• _Brief_: Provide nothing but the number of lines containing the string "法律规范的字体".

"""

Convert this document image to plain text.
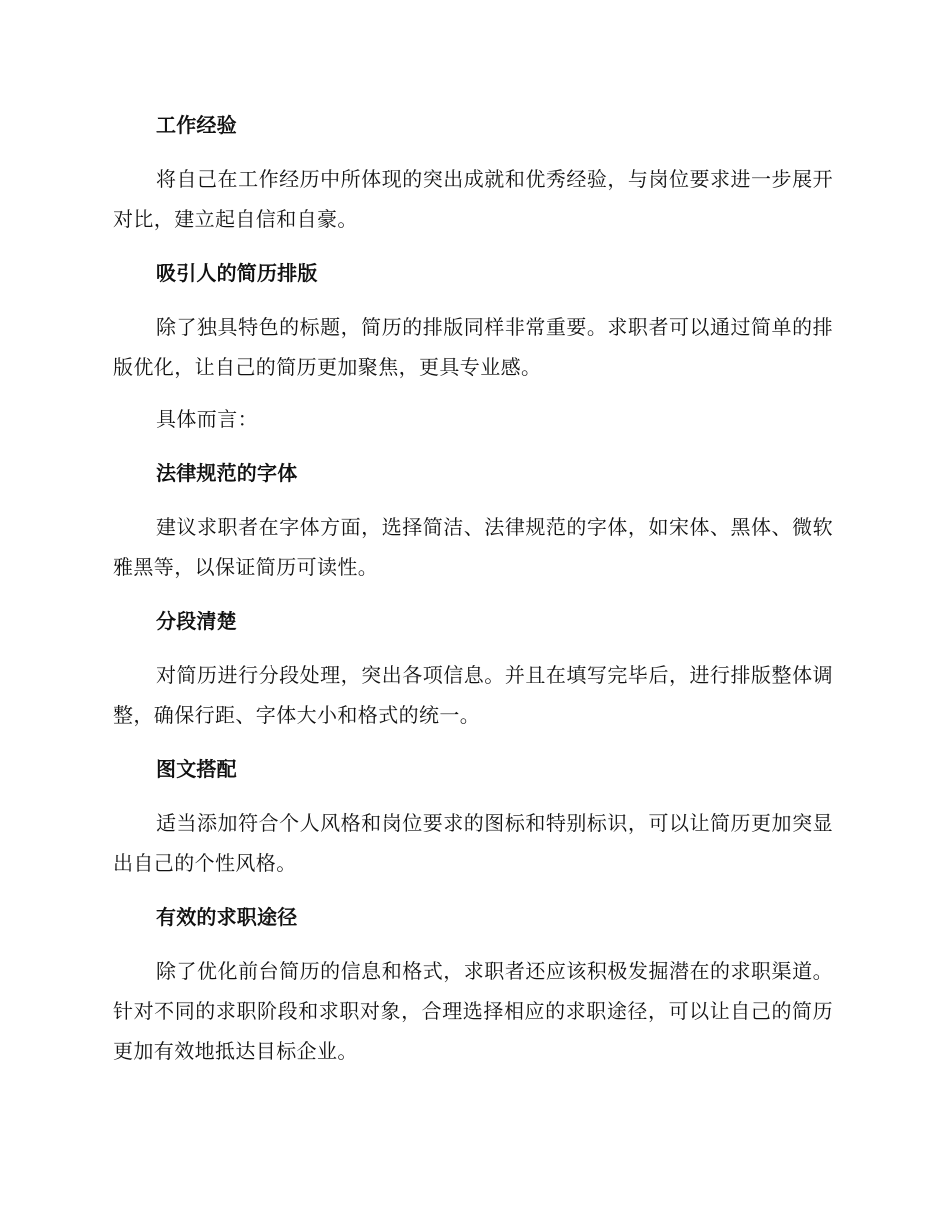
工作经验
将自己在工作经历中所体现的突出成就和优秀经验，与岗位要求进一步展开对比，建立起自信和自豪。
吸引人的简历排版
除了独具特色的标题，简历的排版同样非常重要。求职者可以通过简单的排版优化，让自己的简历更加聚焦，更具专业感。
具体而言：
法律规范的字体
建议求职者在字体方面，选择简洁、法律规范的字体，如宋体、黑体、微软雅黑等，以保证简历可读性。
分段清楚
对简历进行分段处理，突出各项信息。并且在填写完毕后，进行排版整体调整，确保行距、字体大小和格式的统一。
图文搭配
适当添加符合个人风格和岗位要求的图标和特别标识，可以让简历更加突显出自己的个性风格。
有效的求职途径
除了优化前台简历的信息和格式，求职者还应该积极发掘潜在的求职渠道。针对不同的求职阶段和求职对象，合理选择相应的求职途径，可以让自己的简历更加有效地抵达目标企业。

"""
"""

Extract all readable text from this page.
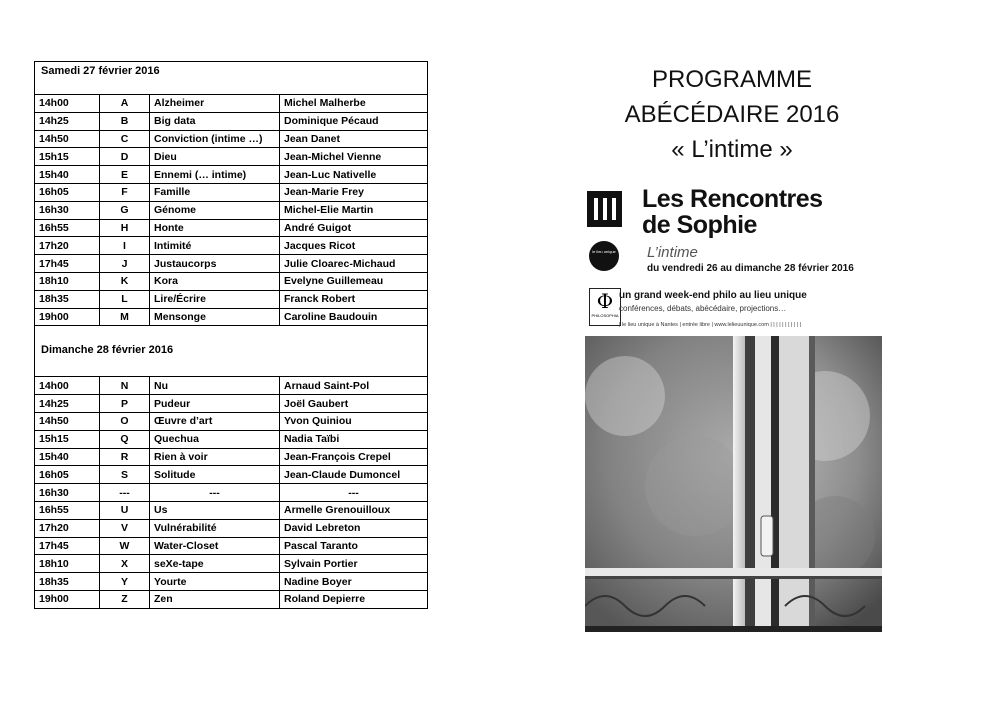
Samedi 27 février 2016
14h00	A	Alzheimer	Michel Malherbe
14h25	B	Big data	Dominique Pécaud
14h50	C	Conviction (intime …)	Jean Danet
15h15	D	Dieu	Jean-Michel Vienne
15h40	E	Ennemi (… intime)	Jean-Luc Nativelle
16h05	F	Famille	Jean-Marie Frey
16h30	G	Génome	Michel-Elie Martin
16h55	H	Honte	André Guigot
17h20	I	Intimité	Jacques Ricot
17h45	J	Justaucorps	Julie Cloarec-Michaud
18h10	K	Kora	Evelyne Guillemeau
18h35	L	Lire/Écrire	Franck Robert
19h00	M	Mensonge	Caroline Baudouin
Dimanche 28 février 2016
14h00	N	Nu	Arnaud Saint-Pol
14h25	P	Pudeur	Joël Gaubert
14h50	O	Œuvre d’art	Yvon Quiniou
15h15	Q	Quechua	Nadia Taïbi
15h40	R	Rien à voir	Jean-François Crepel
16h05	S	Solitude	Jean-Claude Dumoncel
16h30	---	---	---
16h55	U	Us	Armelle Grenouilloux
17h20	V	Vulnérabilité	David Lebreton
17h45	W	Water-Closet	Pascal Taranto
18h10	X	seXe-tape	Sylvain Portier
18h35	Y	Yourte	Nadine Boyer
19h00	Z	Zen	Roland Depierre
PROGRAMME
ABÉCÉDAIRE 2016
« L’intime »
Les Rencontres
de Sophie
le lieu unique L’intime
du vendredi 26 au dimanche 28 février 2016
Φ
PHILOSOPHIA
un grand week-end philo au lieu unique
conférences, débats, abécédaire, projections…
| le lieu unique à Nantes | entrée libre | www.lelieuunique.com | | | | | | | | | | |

"""

• _Output for this task_: 2